━━━ Supplied records
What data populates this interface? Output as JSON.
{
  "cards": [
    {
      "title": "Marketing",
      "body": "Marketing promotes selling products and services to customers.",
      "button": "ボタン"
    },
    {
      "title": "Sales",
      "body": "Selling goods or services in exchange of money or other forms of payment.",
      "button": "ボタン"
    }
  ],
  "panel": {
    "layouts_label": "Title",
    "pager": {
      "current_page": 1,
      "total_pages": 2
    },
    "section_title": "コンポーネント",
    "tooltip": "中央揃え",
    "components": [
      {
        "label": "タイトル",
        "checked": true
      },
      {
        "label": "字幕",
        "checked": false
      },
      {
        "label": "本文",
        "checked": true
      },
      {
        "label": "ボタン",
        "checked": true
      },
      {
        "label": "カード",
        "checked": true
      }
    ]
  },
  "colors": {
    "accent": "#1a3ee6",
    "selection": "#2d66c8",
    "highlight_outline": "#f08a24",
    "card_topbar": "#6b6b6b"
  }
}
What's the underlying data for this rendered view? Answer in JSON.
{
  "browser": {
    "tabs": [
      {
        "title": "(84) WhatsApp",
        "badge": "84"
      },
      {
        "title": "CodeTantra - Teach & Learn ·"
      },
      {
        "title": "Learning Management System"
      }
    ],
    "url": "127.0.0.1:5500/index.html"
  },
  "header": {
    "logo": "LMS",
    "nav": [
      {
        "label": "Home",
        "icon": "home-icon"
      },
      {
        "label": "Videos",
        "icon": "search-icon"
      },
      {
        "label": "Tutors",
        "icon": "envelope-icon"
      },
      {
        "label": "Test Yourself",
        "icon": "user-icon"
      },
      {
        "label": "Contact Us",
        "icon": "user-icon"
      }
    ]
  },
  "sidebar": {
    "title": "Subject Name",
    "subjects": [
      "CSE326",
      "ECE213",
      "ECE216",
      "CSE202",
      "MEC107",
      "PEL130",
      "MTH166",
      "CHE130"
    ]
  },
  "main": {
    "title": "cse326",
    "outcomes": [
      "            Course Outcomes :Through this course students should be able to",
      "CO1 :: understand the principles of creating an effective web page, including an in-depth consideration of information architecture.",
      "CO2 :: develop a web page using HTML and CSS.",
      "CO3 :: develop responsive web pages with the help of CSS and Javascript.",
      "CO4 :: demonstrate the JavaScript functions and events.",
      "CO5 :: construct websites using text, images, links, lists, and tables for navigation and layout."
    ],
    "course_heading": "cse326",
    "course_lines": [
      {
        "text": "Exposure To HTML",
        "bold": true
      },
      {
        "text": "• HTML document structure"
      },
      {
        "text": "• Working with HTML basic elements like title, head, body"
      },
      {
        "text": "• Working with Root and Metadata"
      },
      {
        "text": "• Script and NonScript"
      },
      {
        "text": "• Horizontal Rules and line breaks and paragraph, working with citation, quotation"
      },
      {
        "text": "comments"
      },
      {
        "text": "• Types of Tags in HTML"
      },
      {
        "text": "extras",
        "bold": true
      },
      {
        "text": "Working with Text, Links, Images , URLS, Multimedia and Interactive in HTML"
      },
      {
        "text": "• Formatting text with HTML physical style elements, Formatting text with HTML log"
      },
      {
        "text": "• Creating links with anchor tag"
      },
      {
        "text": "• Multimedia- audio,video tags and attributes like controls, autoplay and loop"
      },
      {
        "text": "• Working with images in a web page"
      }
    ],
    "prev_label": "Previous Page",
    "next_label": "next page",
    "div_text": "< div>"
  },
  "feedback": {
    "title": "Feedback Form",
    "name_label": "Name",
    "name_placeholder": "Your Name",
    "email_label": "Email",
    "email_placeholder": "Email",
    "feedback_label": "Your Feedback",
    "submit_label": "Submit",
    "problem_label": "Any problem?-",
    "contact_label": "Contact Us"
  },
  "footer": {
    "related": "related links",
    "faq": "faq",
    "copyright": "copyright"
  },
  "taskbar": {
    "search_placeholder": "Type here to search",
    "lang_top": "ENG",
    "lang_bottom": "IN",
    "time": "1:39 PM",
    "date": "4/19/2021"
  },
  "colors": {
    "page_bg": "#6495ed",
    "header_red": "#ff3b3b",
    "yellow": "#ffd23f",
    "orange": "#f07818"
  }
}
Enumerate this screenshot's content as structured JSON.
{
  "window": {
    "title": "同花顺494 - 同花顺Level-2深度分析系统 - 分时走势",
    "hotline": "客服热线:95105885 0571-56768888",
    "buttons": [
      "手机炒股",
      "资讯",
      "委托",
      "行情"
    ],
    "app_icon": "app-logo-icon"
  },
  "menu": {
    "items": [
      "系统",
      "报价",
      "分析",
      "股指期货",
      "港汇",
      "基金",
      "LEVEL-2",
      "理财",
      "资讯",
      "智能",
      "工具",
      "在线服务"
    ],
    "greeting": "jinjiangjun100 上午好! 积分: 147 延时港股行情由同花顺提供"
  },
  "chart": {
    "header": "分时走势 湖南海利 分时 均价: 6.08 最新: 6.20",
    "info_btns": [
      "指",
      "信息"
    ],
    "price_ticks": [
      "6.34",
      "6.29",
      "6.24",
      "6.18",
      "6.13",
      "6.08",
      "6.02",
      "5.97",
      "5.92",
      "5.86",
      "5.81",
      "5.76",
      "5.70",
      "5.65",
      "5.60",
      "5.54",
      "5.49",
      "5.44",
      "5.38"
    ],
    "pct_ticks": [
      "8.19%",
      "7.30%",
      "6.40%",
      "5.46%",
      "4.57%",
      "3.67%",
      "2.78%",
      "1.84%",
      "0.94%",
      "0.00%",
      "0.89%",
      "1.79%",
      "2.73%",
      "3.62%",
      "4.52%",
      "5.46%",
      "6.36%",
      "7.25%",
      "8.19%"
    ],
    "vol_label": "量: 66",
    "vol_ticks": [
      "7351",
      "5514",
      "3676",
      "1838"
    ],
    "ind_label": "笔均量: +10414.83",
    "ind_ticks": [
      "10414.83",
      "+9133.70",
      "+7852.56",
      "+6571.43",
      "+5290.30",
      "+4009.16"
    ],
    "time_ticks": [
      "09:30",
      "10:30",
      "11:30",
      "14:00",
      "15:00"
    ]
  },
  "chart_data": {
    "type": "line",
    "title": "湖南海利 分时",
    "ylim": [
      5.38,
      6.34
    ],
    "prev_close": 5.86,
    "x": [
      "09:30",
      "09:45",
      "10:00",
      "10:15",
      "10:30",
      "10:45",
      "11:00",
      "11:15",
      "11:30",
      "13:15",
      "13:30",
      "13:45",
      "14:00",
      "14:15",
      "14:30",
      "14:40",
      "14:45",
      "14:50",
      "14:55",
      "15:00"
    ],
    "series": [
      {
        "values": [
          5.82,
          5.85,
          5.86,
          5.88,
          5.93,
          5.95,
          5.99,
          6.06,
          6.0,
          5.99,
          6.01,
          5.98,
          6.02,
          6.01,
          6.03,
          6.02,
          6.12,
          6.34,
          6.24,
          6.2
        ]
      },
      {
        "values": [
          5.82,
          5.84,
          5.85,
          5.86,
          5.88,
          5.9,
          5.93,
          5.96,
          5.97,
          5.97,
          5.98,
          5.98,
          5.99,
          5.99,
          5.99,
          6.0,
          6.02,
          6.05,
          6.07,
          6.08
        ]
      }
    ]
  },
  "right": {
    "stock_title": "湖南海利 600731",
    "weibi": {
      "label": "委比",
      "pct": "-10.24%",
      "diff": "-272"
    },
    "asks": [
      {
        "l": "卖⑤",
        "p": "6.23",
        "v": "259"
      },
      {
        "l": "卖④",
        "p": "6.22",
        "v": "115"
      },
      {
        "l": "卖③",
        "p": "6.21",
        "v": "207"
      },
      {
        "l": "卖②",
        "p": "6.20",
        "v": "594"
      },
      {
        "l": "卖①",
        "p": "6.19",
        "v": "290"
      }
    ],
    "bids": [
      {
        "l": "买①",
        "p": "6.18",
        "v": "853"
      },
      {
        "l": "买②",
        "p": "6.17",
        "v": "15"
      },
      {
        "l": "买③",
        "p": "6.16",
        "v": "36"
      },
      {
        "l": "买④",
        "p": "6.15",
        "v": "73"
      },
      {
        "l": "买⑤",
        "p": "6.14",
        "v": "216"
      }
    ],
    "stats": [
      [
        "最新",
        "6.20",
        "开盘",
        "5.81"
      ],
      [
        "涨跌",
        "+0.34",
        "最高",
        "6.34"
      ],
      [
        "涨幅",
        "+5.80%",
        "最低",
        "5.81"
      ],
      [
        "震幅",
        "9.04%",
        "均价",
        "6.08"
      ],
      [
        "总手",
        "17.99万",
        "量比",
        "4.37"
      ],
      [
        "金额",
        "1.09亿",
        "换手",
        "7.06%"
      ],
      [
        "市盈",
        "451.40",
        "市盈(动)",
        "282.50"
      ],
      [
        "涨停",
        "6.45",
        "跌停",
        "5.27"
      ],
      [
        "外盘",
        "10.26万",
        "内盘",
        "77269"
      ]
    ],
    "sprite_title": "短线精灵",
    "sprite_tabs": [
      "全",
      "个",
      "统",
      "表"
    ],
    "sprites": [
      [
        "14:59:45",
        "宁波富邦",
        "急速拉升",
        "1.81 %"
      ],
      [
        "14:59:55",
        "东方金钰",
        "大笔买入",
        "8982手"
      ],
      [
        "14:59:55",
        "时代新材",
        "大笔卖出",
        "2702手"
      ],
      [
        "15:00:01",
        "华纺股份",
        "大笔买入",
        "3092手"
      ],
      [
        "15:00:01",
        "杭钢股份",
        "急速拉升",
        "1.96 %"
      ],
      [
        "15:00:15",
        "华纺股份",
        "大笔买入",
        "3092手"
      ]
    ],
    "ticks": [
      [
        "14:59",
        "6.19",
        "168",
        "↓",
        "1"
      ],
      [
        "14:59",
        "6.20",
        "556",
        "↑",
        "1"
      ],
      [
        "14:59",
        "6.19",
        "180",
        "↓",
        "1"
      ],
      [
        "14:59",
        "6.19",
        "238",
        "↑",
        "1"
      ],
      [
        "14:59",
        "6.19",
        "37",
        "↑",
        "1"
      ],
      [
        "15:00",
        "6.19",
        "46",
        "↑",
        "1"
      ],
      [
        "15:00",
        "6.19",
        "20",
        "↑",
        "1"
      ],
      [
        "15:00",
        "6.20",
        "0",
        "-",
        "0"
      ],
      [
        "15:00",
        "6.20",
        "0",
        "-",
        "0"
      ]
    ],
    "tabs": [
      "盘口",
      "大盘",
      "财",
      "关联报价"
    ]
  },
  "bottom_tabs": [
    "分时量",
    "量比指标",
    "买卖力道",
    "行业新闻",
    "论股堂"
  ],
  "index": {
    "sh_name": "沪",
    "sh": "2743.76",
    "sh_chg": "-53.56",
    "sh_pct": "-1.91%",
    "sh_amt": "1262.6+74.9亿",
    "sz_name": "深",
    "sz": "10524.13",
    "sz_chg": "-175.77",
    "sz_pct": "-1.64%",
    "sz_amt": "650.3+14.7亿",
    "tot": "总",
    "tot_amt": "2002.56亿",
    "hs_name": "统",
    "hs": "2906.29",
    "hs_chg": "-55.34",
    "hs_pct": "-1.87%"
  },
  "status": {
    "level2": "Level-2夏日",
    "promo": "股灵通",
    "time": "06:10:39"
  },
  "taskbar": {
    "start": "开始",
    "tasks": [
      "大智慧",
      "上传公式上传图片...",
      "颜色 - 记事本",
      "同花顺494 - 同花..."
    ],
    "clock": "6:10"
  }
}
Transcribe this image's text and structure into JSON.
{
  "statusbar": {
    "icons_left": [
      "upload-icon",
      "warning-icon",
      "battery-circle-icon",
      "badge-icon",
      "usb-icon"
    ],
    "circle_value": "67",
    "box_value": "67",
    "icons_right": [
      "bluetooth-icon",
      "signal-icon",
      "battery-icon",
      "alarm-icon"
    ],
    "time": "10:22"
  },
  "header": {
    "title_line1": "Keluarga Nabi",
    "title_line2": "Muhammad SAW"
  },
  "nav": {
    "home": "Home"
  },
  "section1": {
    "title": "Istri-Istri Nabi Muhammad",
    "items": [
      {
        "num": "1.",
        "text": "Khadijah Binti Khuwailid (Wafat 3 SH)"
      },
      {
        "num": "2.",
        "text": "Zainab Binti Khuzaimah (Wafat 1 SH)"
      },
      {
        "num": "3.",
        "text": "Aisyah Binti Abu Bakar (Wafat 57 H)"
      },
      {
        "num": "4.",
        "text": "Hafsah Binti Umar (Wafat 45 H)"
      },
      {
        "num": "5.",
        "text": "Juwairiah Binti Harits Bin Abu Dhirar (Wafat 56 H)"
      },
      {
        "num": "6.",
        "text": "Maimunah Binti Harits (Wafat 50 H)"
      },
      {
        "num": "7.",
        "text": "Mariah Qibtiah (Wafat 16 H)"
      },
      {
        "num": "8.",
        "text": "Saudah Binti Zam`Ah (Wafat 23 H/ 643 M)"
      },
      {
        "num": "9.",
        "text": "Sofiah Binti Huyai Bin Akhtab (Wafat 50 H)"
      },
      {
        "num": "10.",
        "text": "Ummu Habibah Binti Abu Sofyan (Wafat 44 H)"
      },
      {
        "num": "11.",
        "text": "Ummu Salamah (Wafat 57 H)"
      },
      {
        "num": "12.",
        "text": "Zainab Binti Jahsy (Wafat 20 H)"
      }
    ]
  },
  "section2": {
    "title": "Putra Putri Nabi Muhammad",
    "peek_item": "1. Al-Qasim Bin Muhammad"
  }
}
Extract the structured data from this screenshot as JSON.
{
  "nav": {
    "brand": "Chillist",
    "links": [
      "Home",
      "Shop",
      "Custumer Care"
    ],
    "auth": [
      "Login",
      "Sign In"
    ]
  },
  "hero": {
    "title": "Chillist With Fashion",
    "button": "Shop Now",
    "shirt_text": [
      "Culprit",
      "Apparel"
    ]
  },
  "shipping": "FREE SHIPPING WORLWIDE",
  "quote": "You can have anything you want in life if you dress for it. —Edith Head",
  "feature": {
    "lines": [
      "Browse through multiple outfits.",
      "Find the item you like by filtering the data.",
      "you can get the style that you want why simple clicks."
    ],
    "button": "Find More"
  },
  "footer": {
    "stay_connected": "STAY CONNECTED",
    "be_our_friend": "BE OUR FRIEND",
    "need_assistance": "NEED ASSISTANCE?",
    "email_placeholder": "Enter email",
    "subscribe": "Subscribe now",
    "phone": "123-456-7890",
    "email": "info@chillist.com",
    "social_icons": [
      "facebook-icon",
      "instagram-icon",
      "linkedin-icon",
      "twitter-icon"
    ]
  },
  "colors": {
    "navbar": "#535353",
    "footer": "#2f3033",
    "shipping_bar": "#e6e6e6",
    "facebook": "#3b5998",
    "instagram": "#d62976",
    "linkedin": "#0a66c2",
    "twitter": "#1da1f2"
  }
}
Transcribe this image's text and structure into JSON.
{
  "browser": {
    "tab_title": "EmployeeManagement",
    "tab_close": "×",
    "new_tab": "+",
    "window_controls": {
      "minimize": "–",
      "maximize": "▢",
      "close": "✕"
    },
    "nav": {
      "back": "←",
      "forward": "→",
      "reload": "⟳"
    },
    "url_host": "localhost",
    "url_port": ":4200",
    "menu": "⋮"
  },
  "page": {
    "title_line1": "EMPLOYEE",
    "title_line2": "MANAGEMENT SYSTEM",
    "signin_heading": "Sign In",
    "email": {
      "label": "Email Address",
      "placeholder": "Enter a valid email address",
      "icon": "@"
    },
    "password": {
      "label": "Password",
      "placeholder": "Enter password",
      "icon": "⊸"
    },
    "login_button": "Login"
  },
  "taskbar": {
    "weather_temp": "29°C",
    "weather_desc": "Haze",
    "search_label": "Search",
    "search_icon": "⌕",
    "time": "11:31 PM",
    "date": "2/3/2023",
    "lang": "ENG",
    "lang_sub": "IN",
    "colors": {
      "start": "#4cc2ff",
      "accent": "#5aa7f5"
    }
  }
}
━━━━━━
**Aim**
Write out every line of the preceding listing that contains "Muhammad".

**Exercise result**
    "title_line2": "Muhammad SAW"
    "title": "Istri-Istri Nabi Muhammad",
    "title": "Putra Putri Nabi Muhammad",
    "peek_item": "1. Al-Qasim Bin Muhammad"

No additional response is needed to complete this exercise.